#### Document section:
• • •

On my first try, I was repeatedly clicking the greyed out button that says 'Continue without signing in' and eventually gave up thinking something was wrong. It wasn't until my second visit that I realised that I had to enter my email at this stage in order to move forward.
I don't know why the CitrusLime checkout always seems to be such a challenge. A quick visit to a couple of competitors website and you are immediately presented with the option to checkout as guest which feels like a much softer approach to collecting customer details.
I know that personally, if I feel I am being forced to create an account then I will often not proceed.
Am I the only one who has this opinion?
Attached is a screenshot from Tredz checkout which seems much more relaxed and less pushy.

• • •

#### Work instruction:
Continue the post about the CitrusLime checkout, picking up after its final sentence. The lines that come next play no part in the work.

• • •

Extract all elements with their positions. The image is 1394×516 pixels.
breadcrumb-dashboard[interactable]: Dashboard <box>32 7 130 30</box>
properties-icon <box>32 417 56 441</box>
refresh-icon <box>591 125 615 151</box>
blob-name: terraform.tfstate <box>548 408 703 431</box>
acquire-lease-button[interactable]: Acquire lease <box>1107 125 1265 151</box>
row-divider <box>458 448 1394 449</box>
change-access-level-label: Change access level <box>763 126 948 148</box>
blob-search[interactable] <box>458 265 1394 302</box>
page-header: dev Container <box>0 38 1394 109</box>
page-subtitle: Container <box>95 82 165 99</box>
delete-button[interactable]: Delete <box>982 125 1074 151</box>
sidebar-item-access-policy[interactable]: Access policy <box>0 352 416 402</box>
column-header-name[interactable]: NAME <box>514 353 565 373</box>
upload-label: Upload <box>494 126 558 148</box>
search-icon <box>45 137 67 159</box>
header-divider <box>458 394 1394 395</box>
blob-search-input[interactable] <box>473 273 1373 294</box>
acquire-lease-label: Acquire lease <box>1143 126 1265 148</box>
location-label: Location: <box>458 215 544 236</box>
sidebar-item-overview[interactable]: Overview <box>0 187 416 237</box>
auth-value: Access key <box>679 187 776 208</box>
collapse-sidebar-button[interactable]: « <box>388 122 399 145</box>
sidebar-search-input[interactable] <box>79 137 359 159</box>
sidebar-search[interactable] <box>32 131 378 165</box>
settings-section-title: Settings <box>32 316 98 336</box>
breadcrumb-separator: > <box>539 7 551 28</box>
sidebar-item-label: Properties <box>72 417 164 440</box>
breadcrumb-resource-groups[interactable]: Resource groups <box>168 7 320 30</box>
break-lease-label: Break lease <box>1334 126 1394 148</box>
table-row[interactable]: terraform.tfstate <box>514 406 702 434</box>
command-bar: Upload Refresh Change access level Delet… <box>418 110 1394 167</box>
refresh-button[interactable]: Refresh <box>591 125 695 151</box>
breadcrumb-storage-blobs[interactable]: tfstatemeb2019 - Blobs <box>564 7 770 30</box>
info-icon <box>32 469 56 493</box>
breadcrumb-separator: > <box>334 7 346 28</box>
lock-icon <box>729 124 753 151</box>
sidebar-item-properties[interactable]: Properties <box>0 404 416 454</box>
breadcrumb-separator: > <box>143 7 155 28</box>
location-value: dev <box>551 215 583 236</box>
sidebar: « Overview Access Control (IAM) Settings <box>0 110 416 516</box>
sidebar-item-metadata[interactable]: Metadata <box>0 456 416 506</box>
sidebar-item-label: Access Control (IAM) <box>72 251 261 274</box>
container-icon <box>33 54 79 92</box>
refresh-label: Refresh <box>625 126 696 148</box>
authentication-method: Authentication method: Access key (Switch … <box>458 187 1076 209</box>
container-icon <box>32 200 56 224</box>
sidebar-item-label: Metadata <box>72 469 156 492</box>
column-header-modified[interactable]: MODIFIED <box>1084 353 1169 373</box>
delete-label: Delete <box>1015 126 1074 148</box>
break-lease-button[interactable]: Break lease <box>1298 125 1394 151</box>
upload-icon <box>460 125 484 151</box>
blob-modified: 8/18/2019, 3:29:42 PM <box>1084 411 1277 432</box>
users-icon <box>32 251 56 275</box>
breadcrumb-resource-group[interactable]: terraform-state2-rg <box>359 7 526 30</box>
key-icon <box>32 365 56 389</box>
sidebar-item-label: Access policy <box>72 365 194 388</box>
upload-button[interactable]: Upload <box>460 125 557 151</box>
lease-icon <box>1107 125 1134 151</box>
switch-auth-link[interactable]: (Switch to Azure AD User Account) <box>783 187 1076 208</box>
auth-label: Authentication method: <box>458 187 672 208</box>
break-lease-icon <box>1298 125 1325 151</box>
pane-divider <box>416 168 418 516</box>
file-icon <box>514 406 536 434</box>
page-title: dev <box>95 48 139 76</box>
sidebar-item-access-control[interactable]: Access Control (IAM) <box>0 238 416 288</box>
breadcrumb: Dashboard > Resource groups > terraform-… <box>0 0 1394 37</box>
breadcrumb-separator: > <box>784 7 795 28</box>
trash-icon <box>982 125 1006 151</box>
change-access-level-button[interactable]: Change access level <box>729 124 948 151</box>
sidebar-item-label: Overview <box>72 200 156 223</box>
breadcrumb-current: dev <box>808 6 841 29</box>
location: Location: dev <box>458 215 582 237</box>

• • •

#### Answer box:
Neil McQuillan - CEO Citrus-Lime
We are going to have another run thru our UI workflow here, I largely agree with what's been said here. That and improving the C&C workflows particularly for single store. The revised checkout is a big step forward, but it needs to be refined and improved. There are a few point improvements coming in the next few weeks, integration of Customer Rewards cards to AppleWallet, shipping integration into AppleWallet and support for Affirm finance.
There are a stack of AI frontend improvements coming as well, using AI to drive related items and upsell in checkout based on sales patterns and some cool R&D stuff which we are exploring which will make the frontend shopping easier.
After that we'll be having a refinement session here.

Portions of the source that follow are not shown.